- _Your instructions_
Rewrite the data starting at the beginning and ending at the line containing "table-row[interactable]: DCIM00000.jpg 4.3", replacing every "JPEG image" with "JPG image" and leaving everything else unchanged.

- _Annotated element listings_

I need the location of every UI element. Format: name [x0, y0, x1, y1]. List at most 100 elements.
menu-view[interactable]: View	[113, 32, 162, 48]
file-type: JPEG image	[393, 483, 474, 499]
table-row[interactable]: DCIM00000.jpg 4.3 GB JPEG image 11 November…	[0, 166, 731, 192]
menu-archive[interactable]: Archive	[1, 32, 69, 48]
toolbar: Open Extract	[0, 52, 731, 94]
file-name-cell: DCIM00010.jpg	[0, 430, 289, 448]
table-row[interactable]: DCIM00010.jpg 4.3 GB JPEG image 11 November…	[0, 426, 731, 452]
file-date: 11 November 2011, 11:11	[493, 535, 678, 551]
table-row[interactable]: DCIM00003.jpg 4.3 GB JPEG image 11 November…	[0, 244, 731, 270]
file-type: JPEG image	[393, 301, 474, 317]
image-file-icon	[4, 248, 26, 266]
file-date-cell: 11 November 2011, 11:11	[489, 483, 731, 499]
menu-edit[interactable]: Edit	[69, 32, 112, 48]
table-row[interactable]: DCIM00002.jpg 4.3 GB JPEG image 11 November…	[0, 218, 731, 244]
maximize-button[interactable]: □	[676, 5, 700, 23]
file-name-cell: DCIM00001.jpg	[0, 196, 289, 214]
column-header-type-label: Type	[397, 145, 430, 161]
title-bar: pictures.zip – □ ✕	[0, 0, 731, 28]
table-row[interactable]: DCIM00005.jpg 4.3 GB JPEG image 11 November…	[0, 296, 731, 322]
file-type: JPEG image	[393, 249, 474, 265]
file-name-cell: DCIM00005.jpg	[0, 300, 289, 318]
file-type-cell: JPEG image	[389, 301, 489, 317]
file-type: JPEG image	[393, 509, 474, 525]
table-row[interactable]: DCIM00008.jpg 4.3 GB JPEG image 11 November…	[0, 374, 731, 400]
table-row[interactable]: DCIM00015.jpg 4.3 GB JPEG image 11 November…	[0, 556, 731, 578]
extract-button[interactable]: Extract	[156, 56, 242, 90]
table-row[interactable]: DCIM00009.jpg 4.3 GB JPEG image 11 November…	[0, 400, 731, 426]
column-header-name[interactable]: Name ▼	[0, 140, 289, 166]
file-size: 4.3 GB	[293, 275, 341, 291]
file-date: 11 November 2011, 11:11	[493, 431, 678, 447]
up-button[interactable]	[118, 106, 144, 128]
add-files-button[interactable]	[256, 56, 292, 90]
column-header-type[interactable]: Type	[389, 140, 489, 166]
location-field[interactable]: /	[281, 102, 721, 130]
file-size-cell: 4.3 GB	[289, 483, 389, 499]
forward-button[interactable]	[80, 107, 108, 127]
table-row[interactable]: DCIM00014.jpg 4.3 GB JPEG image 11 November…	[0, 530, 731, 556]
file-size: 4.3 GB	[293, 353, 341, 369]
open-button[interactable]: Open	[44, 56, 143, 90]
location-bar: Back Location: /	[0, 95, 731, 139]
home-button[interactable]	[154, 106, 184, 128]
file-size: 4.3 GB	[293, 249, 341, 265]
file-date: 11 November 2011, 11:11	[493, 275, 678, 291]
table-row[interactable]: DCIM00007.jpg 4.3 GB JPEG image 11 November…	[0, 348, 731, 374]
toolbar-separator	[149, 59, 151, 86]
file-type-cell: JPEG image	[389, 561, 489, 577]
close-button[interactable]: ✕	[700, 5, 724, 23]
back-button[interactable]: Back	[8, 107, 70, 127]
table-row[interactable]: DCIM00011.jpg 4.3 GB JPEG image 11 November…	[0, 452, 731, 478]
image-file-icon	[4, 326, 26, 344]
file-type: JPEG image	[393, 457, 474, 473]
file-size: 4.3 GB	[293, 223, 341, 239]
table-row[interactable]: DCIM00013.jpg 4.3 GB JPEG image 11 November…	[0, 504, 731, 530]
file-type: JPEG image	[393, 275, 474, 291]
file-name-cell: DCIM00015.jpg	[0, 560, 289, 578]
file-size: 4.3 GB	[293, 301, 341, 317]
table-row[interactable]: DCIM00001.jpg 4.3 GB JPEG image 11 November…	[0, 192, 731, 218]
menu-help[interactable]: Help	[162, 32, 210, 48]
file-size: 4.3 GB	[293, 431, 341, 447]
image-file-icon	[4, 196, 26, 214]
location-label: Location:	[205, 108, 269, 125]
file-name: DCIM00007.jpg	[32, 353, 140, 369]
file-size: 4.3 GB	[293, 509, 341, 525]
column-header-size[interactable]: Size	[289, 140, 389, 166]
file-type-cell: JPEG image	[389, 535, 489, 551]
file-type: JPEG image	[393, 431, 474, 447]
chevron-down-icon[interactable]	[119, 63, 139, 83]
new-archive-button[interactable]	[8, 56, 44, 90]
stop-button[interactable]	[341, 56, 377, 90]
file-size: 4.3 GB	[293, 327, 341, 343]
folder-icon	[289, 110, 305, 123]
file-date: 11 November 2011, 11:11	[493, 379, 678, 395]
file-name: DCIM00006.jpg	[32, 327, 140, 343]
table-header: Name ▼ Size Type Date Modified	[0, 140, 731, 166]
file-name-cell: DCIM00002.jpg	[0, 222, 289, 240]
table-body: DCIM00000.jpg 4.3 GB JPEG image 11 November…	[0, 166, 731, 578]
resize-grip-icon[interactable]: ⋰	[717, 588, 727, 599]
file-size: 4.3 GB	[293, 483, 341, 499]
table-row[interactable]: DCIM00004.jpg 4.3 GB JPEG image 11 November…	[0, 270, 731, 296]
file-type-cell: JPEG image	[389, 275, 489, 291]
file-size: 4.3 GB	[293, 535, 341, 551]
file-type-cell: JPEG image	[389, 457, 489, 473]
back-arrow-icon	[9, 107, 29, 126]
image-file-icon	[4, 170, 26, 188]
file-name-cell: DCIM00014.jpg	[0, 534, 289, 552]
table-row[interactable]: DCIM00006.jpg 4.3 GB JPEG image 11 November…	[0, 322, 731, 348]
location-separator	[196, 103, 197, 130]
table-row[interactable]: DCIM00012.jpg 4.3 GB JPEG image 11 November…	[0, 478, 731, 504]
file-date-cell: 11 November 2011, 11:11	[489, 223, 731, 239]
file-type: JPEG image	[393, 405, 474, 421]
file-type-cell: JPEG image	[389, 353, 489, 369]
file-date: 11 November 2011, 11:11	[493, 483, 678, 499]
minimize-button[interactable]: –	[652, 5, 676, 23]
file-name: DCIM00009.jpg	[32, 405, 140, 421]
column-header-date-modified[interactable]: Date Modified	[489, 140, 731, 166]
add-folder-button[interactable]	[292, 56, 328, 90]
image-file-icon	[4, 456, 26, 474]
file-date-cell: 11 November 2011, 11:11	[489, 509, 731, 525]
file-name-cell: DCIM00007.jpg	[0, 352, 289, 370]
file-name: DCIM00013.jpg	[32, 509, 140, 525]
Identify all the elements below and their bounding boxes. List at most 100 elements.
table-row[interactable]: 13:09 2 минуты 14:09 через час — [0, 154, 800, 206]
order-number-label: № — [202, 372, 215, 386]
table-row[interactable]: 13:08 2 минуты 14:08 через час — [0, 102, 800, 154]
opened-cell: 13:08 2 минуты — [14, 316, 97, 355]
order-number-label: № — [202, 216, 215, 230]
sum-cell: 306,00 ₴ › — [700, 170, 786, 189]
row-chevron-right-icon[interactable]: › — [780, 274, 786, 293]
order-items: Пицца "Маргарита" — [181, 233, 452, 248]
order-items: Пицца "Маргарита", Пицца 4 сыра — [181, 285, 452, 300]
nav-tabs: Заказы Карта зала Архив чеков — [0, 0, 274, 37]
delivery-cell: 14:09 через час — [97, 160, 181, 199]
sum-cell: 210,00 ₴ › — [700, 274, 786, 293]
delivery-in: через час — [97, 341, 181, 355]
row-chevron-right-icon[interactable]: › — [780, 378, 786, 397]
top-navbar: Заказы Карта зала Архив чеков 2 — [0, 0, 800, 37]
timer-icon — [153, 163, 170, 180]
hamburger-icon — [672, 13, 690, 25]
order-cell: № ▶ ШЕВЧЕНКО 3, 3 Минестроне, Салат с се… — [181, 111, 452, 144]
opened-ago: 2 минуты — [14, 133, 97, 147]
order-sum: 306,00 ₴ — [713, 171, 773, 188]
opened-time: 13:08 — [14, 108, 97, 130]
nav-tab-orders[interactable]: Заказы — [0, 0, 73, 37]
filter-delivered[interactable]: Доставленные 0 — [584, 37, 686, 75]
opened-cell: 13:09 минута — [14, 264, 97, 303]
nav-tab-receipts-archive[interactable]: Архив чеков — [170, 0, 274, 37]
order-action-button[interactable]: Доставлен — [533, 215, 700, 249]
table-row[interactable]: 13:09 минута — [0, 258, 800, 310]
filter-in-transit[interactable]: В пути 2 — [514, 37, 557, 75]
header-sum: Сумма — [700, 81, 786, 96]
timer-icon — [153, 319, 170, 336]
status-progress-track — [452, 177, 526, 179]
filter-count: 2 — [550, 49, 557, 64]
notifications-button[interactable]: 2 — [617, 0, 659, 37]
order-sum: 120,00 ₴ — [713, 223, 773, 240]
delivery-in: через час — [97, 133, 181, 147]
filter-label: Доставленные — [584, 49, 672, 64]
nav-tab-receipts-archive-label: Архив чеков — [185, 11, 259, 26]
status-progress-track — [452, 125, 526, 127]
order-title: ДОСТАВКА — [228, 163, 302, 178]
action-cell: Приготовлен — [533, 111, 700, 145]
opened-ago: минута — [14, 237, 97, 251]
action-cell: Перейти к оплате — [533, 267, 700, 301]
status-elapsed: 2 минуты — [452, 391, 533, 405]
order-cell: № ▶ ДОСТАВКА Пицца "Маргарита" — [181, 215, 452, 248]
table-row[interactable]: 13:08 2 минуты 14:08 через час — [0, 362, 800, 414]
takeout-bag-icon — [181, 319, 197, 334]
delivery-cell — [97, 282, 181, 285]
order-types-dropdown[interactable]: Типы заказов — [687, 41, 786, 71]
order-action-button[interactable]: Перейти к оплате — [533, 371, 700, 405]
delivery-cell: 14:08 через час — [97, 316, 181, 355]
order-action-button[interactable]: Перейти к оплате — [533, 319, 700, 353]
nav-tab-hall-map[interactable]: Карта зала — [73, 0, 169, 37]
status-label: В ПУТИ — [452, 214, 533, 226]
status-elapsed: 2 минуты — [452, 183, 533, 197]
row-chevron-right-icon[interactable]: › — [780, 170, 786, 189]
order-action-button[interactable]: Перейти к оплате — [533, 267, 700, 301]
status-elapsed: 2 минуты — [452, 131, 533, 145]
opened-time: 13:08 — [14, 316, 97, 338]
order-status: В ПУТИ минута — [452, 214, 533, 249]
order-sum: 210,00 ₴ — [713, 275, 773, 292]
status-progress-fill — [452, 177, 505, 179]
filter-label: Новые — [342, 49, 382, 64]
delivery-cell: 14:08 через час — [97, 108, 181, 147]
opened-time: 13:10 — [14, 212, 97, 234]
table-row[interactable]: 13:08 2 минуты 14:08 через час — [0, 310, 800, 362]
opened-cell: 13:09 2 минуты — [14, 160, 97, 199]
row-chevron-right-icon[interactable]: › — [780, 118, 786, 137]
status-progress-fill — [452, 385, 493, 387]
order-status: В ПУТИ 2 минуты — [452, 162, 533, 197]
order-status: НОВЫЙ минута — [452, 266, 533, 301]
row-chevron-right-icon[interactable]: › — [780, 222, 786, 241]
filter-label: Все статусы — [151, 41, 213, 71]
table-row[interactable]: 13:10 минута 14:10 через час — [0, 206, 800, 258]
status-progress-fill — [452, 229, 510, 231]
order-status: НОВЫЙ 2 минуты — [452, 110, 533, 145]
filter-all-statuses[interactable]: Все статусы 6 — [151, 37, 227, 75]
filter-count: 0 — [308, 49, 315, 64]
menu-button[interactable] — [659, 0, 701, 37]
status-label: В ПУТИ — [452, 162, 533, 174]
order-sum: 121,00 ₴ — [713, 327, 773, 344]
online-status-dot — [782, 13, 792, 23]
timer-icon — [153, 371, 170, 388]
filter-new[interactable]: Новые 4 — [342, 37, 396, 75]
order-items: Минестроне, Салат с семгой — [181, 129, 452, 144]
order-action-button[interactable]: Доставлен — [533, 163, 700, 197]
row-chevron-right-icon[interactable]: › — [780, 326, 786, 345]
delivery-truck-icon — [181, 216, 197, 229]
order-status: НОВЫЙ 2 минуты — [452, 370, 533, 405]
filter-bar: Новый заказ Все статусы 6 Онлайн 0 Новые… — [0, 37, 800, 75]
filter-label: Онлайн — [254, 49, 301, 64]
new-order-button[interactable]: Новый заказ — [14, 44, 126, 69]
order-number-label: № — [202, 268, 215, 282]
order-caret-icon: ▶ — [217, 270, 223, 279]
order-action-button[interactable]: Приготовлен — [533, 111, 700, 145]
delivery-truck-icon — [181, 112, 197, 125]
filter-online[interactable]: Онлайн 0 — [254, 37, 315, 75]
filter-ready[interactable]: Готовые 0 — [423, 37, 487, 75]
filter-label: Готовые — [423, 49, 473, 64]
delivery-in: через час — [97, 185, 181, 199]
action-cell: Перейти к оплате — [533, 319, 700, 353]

- _Worked answer_
I need the location of every UI element. Format: name [x0, y0, x1, y1]. List at most 100 elements.
menu-view[interactable]: View	[113, 32, 162, 48]
file-type: JPG image	[393, 483, 474, 499]
table-row[interactable]: DCIM00000.jpg 4.3 GB JPG image 11 November…	[0, 166, 731, 192]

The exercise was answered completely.